Write the data out again in full, with no departure from the original.

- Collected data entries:
——————

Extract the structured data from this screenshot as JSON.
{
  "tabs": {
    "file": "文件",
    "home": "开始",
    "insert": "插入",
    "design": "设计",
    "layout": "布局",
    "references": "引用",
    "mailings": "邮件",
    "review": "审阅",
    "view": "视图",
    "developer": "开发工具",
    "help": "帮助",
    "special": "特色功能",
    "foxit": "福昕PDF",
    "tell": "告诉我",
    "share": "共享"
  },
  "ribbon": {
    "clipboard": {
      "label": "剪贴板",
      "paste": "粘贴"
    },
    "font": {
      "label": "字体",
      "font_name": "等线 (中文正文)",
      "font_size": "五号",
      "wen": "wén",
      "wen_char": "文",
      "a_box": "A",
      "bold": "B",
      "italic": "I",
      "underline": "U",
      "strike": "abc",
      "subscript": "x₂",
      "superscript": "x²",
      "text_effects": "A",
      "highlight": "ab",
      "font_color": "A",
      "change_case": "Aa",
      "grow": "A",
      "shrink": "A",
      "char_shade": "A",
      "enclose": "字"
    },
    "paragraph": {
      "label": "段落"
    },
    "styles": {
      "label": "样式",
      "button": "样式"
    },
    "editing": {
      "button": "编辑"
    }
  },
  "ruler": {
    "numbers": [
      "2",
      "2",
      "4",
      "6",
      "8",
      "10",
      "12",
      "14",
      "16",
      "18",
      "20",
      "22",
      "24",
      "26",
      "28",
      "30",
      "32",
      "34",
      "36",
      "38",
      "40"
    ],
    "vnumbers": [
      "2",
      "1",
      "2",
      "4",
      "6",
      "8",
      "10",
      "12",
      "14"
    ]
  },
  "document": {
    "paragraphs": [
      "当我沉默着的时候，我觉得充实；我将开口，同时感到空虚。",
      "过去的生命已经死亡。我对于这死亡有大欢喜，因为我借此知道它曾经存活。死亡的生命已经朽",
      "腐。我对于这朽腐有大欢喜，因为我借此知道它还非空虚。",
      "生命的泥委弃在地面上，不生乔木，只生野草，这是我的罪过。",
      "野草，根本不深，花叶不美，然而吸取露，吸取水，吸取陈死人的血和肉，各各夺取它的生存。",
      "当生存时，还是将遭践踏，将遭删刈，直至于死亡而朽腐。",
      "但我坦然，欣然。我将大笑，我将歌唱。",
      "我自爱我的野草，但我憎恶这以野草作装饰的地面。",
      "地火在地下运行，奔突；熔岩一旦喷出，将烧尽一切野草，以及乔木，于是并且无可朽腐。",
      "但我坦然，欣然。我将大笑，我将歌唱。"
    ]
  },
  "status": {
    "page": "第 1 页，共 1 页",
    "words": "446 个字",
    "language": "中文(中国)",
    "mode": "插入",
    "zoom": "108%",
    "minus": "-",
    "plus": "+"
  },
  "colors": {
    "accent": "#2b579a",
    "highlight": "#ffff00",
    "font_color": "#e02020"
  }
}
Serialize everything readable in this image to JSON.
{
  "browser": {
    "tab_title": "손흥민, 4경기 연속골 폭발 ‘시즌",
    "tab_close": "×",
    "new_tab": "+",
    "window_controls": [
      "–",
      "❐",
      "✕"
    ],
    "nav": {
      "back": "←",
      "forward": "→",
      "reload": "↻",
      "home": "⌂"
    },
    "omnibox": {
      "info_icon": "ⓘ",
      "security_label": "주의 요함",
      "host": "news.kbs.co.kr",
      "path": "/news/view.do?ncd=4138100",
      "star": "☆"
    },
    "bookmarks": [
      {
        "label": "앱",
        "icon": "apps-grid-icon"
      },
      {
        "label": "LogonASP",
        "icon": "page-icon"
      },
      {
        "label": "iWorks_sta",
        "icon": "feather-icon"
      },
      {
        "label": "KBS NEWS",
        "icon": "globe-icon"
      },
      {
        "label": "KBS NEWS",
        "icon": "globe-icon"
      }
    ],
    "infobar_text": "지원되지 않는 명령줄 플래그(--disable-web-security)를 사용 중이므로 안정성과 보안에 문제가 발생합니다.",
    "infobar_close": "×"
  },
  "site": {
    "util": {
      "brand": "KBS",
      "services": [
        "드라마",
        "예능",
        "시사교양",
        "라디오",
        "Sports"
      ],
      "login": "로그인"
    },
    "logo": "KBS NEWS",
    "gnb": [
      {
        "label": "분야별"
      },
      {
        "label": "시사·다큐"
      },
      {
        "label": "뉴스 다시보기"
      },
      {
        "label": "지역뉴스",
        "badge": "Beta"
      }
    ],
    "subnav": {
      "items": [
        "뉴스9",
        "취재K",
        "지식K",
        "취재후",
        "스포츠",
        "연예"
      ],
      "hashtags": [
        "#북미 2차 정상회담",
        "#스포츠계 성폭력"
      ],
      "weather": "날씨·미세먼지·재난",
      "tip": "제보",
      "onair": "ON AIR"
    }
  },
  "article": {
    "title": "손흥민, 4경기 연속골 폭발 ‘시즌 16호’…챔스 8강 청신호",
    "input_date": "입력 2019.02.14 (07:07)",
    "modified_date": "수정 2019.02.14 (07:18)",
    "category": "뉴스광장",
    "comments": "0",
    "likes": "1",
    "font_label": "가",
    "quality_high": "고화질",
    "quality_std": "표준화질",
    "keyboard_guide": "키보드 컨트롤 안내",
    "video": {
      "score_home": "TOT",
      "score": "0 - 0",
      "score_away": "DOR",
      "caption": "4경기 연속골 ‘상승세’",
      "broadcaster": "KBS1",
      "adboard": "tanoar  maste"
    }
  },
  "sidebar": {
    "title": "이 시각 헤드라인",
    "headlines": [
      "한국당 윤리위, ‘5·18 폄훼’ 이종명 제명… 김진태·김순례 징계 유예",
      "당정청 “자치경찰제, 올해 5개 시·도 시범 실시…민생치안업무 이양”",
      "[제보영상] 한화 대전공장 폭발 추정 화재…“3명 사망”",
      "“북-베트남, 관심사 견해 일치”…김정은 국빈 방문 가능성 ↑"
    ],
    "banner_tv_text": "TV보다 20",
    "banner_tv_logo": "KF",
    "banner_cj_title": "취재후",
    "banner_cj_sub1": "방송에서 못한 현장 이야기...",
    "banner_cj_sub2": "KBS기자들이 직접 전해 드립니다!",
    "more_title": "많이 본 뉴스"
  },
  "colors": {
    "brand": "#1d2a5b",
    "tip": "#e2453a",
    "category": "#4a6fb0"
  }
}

——————

- Output:
Extract the structured data from this screenshot as JSON.
{
  "tabs": {
    "file": "文件",
    "home": "开始",
    "insert": "插入",
    "design": "设计",
    "layout": "布局",
    "references": "引用",
    "mailings": "邮件",
    "review": "审阅",
    "view": "视图",
    "developer": "开发工具",
    "help": "帮助",
    "special": "特色功能",
    "foxit": "福昕PDF",
    "tell": "告诉我",
    "share": "共享"
  },
  "ribbon": {
    "clipboard": {
      "label": "剪贴板",
      "paste": "粘贴"
    },
    "font": {
      "label": "字体",
      "font_name": "等线 (中文正文)",
      "font_size": "五号",
      "wen": "wén",
      "wen_char": "文",
      "a_box": "A",
      "bold": "B",
      "italic": "I",
      "underline": "U",
      "strike": "abc",
      "subscript": "x₂",
      "superscript": "x²",
      "text_effects": "A",
      "highlight": "ab",
      "font_color": "A",
      "change_case": "Aa",
      "grow": "A",
      "shrink": "A",
      "char_shade": "A",
      "enclose": "字"
    },
    "paragraph": {
      "label": "段落"
    },
    "styles": {
      "label": "样式",
      "button": "样式"
    },
    "editing": {
      "button": "编辑"
    }
  },
  "ruler": {
    "numbers": [
      "2",
      "2",
      "4",
      "6",
      "8",
      "10",
      "12",
      "14",
      "16",
      "18",
      "20",
      "22",
      "24",
      "26",
      "28",
      "30",
      "32",
      "34",
      "36",
      "38",
      "40"
    ],
    "vnumbers": [
      "2",
      "1",
      "2",
      "4",
      "6",
      "8",
      "10",
      "12",
      "14"
    ]
  },
  "document": {
    "paragraphs": [
      "当我沉默着的时候，我觉得充实；我将开口，同时感到空虚。",
      "过去的生命已经死亡。我对于这死亡有大欢喜，因为我借此知道它曾经存活。死亡的生命已经朽",
      "腐。我对于这朽腐有大欢喜，因为我借此知道它还非空虚。",
      "生命的泥委弃在地面上，不生乔木，只生野草，这是我的罪过。",
      "野草，根本不深，花叶不美，然而吸取露，吸取水，吸取陈死人的血和肉，各各夺取它的生存。",
      "当生存时，还是将遭践踏，将遭删刈，直至于死亡而朽腐。",
      "但我坦然，欣然。我将大笑，我将歌唱。",
      "我自爱我的野草，但我憎恶这以野草作装饰的地面。",
      "地火在地下运行，奔突；熔岩一旦喷出，将烧尽一切野草，以及乔木，于是并且无可朽腐。",
      "但我坦然，欣然。我将大笑，我将歌唱。"
    ]
  },
  "status": {
    "page": "第 1 页，共 1 页",
    "words": "446 个字",
    "language": "中文(中国)",
    "mode": "插入",
    "zoom": "108%",
    "minus": "-",
    "plus": "+"
  },
  "colors": {
    "accent": "#2b579a",
    "highlight": "#ffff00",
    "font_color": "#e02020"
  }
}
Serialize everything readable in this image to JSON.
{
  "browser": {
    "tab_title": "손흥민, 4경기 연속골 폭발 ‘시즌",
    "tab_close": "×",
    "new_tab": "+",
    "window_controls": [
      "–",
      "❐",
      "✕"
    ],
    "nav": {
      "back": "←",
      "forward": "→",
      "reload": "↻",
      "home": "⌂"
    },
    "omnibox": {
      "info_icon": "ⓘ",
      "security_label": "주의 요함",
      "host": "news.kbs.co.kr",
      "path": "/news/view.do?ncd=4138100",
      "star": "☆"
    },
    "bookmarks": [
      {
        "label": "앱",
        "icon": "apps-grid-icon"
      },
      {
        "label": "LogonASP",
        "icon": "page-icon"
      },
      {
        "label": "iWorks_sta",
        "icon": "feather-icon"
      },
      {
        "label": "KBS NEWS",
        "icon": "globe-icon"
      },
      {
        "label": "KBS NEWS",
        "icon": "globe-icon"
      }
    ],
    "infobar_text": "지원되지 않는 명령줄 플래그(--disable-web-security)를 사용 중이므로 안정성과 보안에 문제가 발생합니다.",
    "infobar_close": "×"
  },
  "site": {
    "util": {
      "brand": "KBS",
      "services": [
        "드라마",
        "예능",
        "시사교양",
        "라디오",
        "Sports"
      ],
      "login": "로그인"
    },
    "logo": "KBS NEWS",
    "gnb": [
      {
        "label": "분야별"
      },
      {
        "label": "시사·다큐"
      },
      {
        "label": "뉴스 다시보기"
      },
      {
        "label": "지역뉴스",
        "badge": "Beta"
      }
    ],
    "subnav": {
      "items": [
        "뉴스9",
        "취재K",
        "지식K",
        "취재후",
        "스포츠",
        "연예"
      ],
      "hashtags": [
        "#북미 2차 정상회담",
        "#스포츠계 성폭력"
      ],
      "weather": "날씨·미세먼지·재난",
      "tip": "제보",
      "onair": "ON AIR"
    }
  },
  "article": {
    "title": "손흥민, 4경기 연속골 폭발 ‘시즌 16호’…챔스 8강 청신호",
    "input_date": "입력 2019.02.14 (07:07)",
    "modified_date": "수정 2019.02.14 (07:18)",
    "category": "뉴스광장",
    "comments": "0",
    "likes": "1",
    "font_label": "가",
    "quality_high": "고화질",
    "quality_std": "표준화질",
    "keyboard_guide": "키보드 컨트롤 안내",
    "video": {
      "score_home": "TOT",
      "score": "0 - 0",
      "score_away": "DOR",
      "caption": "4경기 연속골 ‘상승세’",
      "broadcaster": "KBS1",
      "adboard": "tanoar  maste"
    }
  },
  "sidebar": {
    "title": "이 시각 헤드라인",
    "headlines": [
      "한국당 윤리위, ‘5·18 폄훼’ 이종명 제명… 김진태·김순례 징계 유예",
      "당정청 “자치경찰제, 올해 5개 시·도 시범 실시…민생치안업무 이양”",
      "[제보영상] 한화 대전공장 폭발 추정 화재…“3명 사망”",
      "“북-베트남, 관심사 견해 일치”…김정은 국빈 방문 가능성 ↑"
    ],
    "banner_tv_text": "TV보다 20",
    "banner_tv_logo": "KF",
    "banner_cj_title": "취재후",
    "banner_cj_sub1": "방송에서 못한 현장 이야기...",
    "banner_cj_sub2": "KBS기자들이 직접 전해 드립니다!",
    "more_title": "많이 본 뉴스"
  },
  "colors": {
    "brand": "#1d2a5b",
    "tip": "#e2453a",
    "category": "#4a6fb0"
  }
}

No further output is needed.